A run of records
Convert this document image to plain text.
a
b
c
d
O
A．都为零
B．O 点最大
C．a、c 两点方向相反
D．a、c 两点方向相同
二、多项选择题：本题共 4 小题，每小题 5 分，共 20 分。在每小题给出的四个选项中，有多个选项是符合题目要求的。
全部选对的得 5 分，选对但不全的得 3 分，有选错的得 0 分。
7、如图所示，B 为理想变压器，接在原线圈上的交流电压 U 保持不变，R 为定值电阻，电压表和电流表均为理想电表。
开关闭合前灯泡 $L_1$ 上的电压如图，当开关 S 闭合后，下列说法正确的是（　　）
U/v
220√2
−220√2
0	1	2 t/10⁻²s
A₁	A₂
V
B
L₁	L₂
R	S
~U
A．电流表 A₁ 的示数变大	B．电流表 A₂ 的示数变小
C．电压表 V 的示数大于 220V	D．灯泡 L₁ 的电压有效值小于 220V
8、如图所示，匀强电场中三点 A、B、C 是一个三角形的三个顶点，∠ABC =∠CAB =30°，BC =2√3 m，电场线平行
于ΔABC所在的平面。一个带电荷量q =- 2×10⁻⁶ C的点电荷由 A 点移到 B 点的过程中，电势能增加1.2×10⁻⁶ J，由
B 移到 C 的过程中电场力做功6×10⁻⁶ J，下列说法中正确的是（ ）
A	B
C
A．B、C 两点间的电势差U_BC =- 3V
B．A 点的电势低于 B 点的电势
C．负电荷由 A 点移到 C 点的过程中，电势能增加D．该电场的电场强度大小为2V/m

**TASK REQUIREMENTS:** Work out the number of lines in this listing that include the word "点的过程中". Reply with that number only.

**SOLUTION:** 2